# Task requirements
Make an exact transcription of the material, leaving out all images.

# Records for this task
* * *
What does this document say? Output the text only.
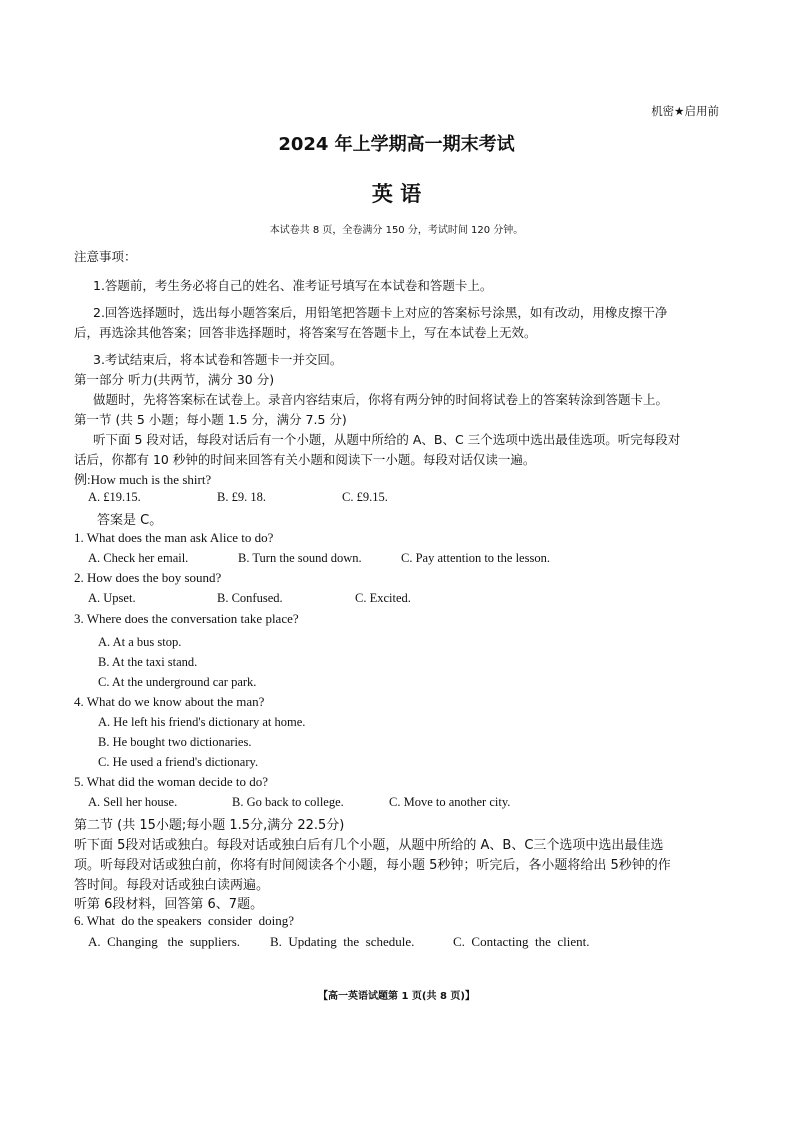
机密★启用前
2024 年上学期高一期末考试
英 语
本试卷共 8 页，全卷满分 150 分，考试时间 120 分钟。
注意事项：
1.答题前，考生务必将自己的姓名、准考证号填写在本试卷和答题卡上。
2.回答选择题时，选出每小题答案后，用铅笔把答题卡上对应的答案标号涂黑，如有改动，用橡皮擦干净
后，再选涂其他答案；回答非选择题时，将答案写在答题卡上，写在本试卷上无效。
3.考试结束后，将本试卷和答题卡一并交回。
第一部分 听力(共两节，满分 30 分)
做题时，先将答案标在试卷上。录音内容结束后，你将有两分钟的时间将试卷上的答案转涂到答题卡上。
第一节 (共 5 小题；每小题 1.5 分，满分 7.5 分)
听下面 5 段对话，每段对话后有一个小题，从题中所给的 A、B、C 三个选项中选出最佳选项。听完每段对
话后，你都有 10 秒钟的时间来回答有关小题和阅读下一小题。每段对话仅读一遍。
例:How much is the shirt?
A. £19.15.	B. £9. 18.	C. £9.15.
答案是 C。
1. What does the man ask Alice to do?
A. Check her email.	B. Turn the sound down.	C. Pay attention to the lesson.
2. How does the boy sound?
A. Upset.	B. Confused.	C. Excited.
3. Where does the conversation take place?
A. At a bus stop.
B. At the taxi stand.
C. At the underground car park.
4. What do we know about the man?
A. He left his friend's dictionary at home.
B. He bought two dictionaries.
C. He used a friend's dictionary.
5. What did the woman decide to do?
A. Sell her house.	B. Go back to college.	C. Move to another city.
第二节 (共 15小题;每小题 1.5分,满分 22.5分)
听下面 5段对话或独白。每段对话或独白后有几个小题，从题中所给的 A、B、C三个选项中选出最佳选
项。听每段对话或独白前，你将有时间阅读各个小题，每小题 5秒钟；听完后，各小题将给出 5秒钟的作
答时间。每段对话或独白读两遍。
听第 6段材料，回答第 6、7题。
6. What  do the speakers  consider  doing?
A.  Changing   the  suppliers. B.  Updating  the  schedule.	C.  Contacting  the  client.
【高一英语试题第 1 页(共 8 页)】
* * *
# Answer to the problem
What does this document say? Output the text only.
机密★启用前
2024 年上学期高一期末考试
英 语
本试卷共 8 页，全卷满分 150 分，考试时间 120 分钟。
注意事项：
1.答题前，考生务必将自己的姓名、准考证号填写在本试卷和答题卡上。
2.回答选择题时，选出每小题答案后，用铅笔把答题卡上对应的答案标号涂黑，如有改动，用橡皮擦干净
后，再选涂其他答案；回答非选择题时，将答案写在答题卡上，写在本试卷上无效。
3.考试结束后，将本试卷和答题卡一并交回。
第一部分 听力(共两节，满分 30 分)
做题时，先将答案标在试卷上。录音内容结束后，你将有两分钟的时间将试卷上的答案转涂到答题卡上。
第一节 (共 5 小题；每小题 1.5 分，满分 7.5 分)
听下面 5 段对话，每段对话后有一个小题，从题中所给的 A、B、C 三个选项中选出最佳选项。听完每段对
话后，你都有 10 秒钟的时间来回答有关小题和阅读下一小题。每段对话仅读一遍。
例:How much is the shirt?
A. £19.15.	B. £9. 18.	C. £9.15.
答案是 C。
1. What does the man ask Alice to do?
A. Check her email.	B. Turn the sound down.	C. Pay attention to the lesson.
2. How does the boy sound?
A. Upset.	B. Confused.	C. Excited.
3. Where does the conversation take place?
A. At a bus stop.
B. At the taxi stand.
C. At the underground car park.
4. What do we know about the man?
A. He left his friend's dictionary at home.
B. He bought two dictionaries.
C. He used a friend's dictionary.
5. What did the woman decide to do?
A. Sell her house.	B. Go back to college.	C. Move to another city.
第二节 (共 15小题;每小题 1.5分,满分 22.5分)
听下面 5段对话或独白。每段对话或独白后有几个小题，从题中所给的 A、B、C三个选项中选出最佳选
项。听每段对话或独白前，你将有时间阅读各个小题，每小题 5秒钟；听完后，各小题将给出 5秒钟的作
答时间。每段对话或独白读两遍。
听第 6段材料，回答第 6、7题。
6. What  do the speakers  consider  doing?
A.  Changing   the  suppliers. B.  Updating  the  schedule.	C.  Contacting  the  client.
【高一英语试题第 1 页(共 8 页)】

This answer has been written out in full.